(Raw records)
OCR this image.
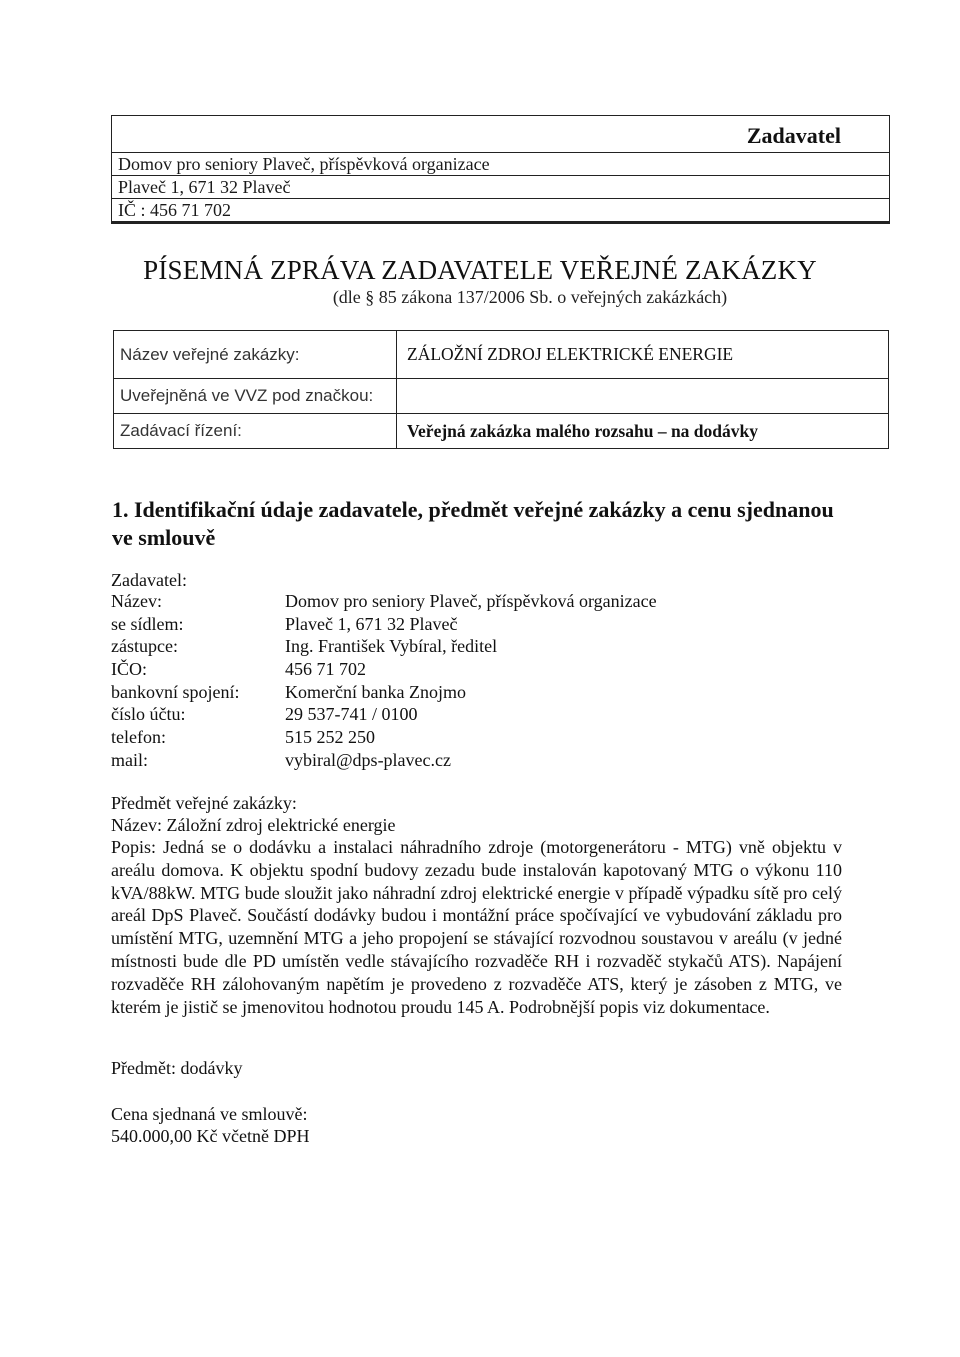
Zadavatel
Domov pro seniory Plaveč, příspěvková organizace
Plaveč 1, 671 32 Plaveč
IČ : 456 71 702
PÍSEMNÁ ZPRÁVA ZADAVATELE VEŘEJNÉ ZAKÁZKY
(dle § 85 zákona 137/2006 Sb. o veřejných zakázkách)
Název veřejné zakázky:	ZÁLOŽNÍ ZDROJ ELEKTRICKÉ ENERGIE
Uveřejněná ve VVZ pod značkou:	
Zadávací řízení:	Veřejná zakázka malého rozsahu – na dodávky
1. Identifikační údaje zadavatele, předmět veřejné zakázky a cenu sjednanou ve smlouvě
Zadavatel:
Název:	Domov pro seniory Plaveč, příspěvková organizace
se sídlem:	Plaveč 1, 671 32 Plaveč
zástupce:	Ing. František Vybíral, ředitel
IČO:	456 71 702
bankovní spojení:	Komerční banka Znojmo
číslo účtu:	29 537-741 / 0100
telefon:	515 252 250
mail:	vybiral@dps-plavec.cz
Předmět veřejné zakázky:
Název: Záložní zdroj elektrické energie
Popis: Jedná se o dodávku a instalaci náhradního zdroje (motorgenerátoru - MTG) vně objektu v areálu domova. K objektu spodní budovy zezadu bude instalován kapotovaný MTG o výkonu 110 kVA/88kW. MTG bude sloužit jako náhradní zdroj elektrické energie v případě výpadku sítě pro celý areál DpS Plaveč. Součástí dodávky budou i montážní práce spočívající ve vybudování základu pro umístění MTG, uzemnění MTG a jeho propojení se stávající rozvodnou soustavou v areálu (v jedné místnosti bude dle PD umístěn vedle stávajícího rozvaděče RH i rozvaděč stykačů ATS). Napájení rozvaděče RH zálohovaným napětím je provedeno z rozvaděče ATS, který je zásoben z MTG, ve kterém je jistič se jmenovitou hodnotou proudu 145 A. Podrobnější popis viz dokumentace.
Předmět: dodávky
Cena sjednaná ve smlouvě:
540.000,00 Kč včetně DPH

■ **OBJECTIVE**:
Without including the pictures, reproduce all entries exactly.

■ **EXERCISE SOLUTION**:
OCR this image.
Zadavatel
Domov pro seniory Plaveč, příspěvková organizace
Plaveč 1, 671 32 Plaveč
IČ : 456 71 702
PÍSEMNÁ ZPRÁVA ZADAVATELE VEŘEJNÉ ZAKÁZKY
(dle § 85 zákona 137/2006 Sb. o veřejných zakázkách)
Název veřejné zakázky:	ZÁLOŽNÍ ZDROJ ELEKTRICKÉ ENERGIE
Uveřejněná ve VVZ pod značkou:	
Zadávací řízení:	Veřejná zakázka malého rozsahu – na dodávky
1. Identifikační údaje zadavatele, předmět veřejné zakázky a cenu sjednanou ve smlouvě
Zadavatel:
Název:	Domov pro seniory Plaveč, příspěvková organizace
se sídlem:	Plaveč 1, 671 32 Plaveč
zástupce:	Ing. František Vybíral, ředitel
IČO:	456 71 702
bankovní spojení:	Komerční banka Znojmo
číslo účtu:	29 537-741 / 0100
telefon:	515 252 250
mail:	vybiral@dps-plavec.cz
Předmět veřejné zakázky:
Název: Záložní zdroj elektrické energie
Popis: Jedná se o dodávku a instalaci náhradního zdroje (motorgenerátoru - MTG) vně objektu v areálu domova. K objektu spodní budovy zezadu bude instalován kapotovaný MTG o výkonu 110 kVA/88kW. MTG bude sloužit jako náhradní zdroj elektrické energie v případě výpadku sítě pro celý areál DpS Plaveč. Součástí dodávky budou i montážní práce spočívající ve vybudování základu pro umístění MTG, uzemnění MTG a jeho propojení se stávající rozvodnou soustavou v areálu (v jedné místnosti bude dle PD umístěn vedle stávajícího rozvaděče RH i rozvaděč stykačů ATS). Napájení rozvaděče RH zálohovaným napětím je provedeno z rozvaděče ATS, který je zásoben z MTG, ve kterém je jistič se jmenovitou hodnotou proudu 145 A. Podrobnější popis viz dokumentace.
Předmět: dodávky
Cena sjednaná ve smlouvě:
540.000,00 Kč včetně DPH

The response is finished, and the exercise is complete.